* [Exercise prompt] Identify all lines in the listing that include the word "Lehrling", and copy them out.

── Dataset rows ──

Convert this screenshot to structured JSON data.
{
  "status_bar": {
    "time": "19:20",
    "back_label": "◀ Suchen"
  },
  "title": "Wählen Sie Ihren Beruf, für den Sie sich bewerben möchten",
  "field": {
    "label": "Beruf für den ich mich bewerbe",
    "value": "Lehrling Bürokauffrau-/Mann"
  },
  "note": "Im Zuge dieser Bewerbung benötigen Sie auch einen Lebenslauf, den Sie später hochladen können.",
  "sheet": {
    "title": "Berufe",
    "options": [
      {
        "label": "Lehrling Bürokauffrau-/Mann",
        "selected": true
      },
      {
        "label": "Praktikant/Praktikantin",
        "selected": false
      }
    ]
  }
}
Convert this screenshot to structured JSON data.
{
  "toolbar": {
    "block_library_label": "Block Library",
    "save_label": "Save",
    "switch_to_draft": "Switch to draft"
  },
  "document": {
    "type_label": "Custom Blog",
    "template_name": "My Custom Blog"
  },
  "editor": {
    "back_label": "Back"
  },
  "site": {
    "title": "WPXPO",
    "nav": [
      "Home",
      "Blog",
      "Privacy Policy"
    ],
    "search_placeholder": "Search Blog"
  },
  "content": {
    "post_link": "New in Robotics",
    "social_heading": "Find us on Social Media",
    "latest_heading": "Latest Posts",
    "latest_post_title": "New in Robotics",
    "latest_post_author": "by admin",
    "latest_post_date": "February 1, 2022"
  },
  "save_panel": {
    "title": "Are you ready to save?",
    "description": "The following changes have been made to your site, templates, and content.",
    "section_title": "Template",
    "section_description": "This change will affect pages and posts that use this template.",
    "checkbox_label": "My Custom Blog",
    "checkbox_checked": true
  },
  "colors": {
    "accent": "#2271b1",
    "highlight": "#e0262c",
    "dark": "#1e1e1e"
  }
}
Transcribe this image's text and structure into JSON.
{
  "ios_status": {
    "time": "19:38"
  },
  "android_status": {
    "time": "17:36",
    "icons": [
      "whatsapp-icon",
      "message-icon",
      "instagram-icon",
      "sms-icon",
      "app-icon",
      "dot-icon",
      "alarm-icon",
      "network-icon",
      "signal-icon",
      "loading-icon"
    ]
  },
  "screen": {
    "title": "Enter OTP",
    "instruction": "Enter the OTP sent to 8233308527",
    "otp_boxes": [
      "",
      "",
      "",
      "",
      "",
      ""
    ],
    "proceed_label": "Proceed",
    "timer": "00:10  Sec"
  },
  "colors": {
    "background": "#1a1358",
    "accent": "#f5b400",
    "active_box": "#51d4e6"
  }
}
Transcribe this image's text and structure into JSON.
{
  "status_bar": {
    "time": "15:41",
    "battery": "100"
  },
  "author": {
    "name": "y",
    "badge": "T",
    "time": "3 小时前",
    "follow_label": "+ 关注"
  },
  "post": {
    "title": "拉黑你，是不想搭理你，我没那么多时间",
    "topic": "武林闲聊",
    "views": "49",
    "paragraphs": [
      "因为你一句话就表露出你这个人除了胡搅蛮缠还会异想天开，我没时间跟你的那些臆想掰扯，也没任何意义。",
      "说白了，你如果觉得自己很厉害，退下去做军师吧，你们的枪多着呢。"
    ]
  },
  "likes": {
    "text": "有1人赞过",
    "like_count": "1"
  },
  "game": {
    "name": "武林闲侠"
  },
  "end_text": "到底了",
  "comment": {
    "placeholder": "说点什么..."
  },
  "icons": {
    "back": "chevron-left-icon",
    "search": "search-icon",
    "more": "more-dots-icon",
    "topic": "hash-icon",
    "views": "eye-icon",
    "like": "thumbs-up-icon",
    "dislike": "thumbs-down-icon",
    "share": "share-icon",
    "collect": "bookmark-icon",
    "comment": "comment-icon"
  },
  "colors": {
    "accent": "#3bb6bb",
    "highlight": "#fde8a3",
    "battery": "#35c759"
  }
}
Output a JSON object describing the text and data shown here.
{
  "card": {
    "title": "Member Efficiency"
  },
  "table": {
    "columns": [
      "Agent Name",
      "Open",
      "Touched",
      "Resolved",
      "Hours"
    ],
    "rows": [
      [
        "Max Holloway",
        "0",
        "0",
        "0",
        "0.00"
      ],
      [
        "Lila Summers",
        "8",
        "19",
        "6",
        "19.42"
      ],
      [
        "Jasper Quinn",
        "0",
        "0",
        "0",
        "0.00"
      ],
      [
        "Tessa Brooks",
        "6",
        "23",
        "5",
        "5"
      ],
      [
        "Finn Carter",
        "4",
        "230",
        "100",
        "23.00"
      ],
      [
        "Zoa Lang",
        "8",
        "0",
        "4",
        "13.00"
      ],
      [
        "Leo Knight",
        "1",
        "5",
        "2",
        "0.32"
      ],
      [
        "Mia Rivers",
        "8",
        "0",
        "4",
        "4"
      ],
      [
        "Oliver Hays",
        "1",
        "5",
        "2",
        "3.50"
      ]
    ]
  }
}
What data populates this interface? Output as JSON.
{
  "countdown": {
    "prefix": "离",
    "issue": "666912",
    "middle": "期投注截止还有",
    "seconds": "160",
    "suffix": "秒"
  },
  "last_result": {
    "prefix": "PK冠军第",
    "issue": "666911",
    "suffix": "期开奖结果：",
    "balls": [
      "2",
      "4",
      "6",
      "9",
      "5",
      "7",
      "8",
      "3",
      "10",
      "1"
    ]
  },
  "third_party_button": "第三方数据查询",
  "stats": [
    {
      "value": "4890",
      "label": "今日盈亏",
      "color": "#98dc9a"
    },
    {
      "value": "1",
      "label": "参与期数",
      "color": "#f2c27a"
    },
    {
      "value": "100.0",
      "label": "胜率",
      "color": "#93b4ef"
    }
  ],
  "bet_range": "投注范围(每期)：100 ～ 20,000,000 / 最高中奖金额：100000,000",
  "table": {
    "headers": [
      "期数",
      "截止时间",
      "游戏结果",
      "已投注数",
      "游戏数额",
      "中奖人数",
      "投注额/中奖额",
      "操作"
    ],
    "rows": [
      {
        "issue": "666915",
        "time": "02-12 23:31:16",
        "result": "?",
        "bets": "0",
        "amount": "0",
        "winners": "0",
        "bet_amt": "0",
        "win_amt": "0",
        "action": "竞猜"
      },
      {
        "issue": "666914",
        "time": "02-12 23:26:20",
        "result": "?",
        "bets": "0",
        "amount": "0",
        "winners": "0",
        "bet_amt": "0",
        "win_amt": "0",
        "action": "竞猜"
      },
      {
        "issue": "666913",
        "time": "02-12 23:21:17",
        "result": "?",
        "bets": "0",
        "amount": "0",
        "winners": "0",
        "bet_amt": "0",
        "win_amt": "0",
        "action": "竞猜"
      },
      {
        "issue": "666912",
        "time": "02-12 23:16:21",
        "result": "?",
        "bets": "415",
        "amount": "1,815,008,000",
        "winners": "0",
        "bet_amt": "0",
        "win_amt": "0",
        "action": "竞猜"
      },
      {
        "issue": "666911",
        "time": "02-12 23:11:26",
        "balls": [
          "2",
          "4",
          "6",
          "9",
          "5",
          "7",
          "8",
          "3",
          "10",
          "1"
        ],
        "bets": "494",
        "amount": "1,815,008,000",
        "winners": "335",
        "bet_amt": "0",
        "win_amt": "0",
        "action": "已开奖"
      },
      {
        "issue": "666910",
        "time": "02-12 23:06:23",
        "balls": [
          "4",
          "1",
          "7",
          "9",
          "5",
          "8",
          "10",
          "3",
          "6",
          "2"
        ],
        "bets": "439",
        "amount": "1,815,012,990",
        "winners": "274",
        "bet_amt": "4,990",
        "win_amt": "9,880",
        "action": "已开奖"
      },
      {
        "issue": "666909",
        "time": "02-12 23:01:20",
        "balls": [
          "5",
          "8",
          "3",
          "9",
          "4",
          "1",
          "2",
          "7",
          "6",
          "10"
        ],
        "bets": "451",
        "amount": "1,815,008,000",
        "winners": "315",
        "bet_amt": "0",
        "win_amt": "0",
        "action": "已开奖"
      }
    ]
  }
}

───

* [Exercise result]
    "value": "Lehrling Bürokauffrau-/Mann"
        "label": "Lehrling Bürokauffrau-/Mann",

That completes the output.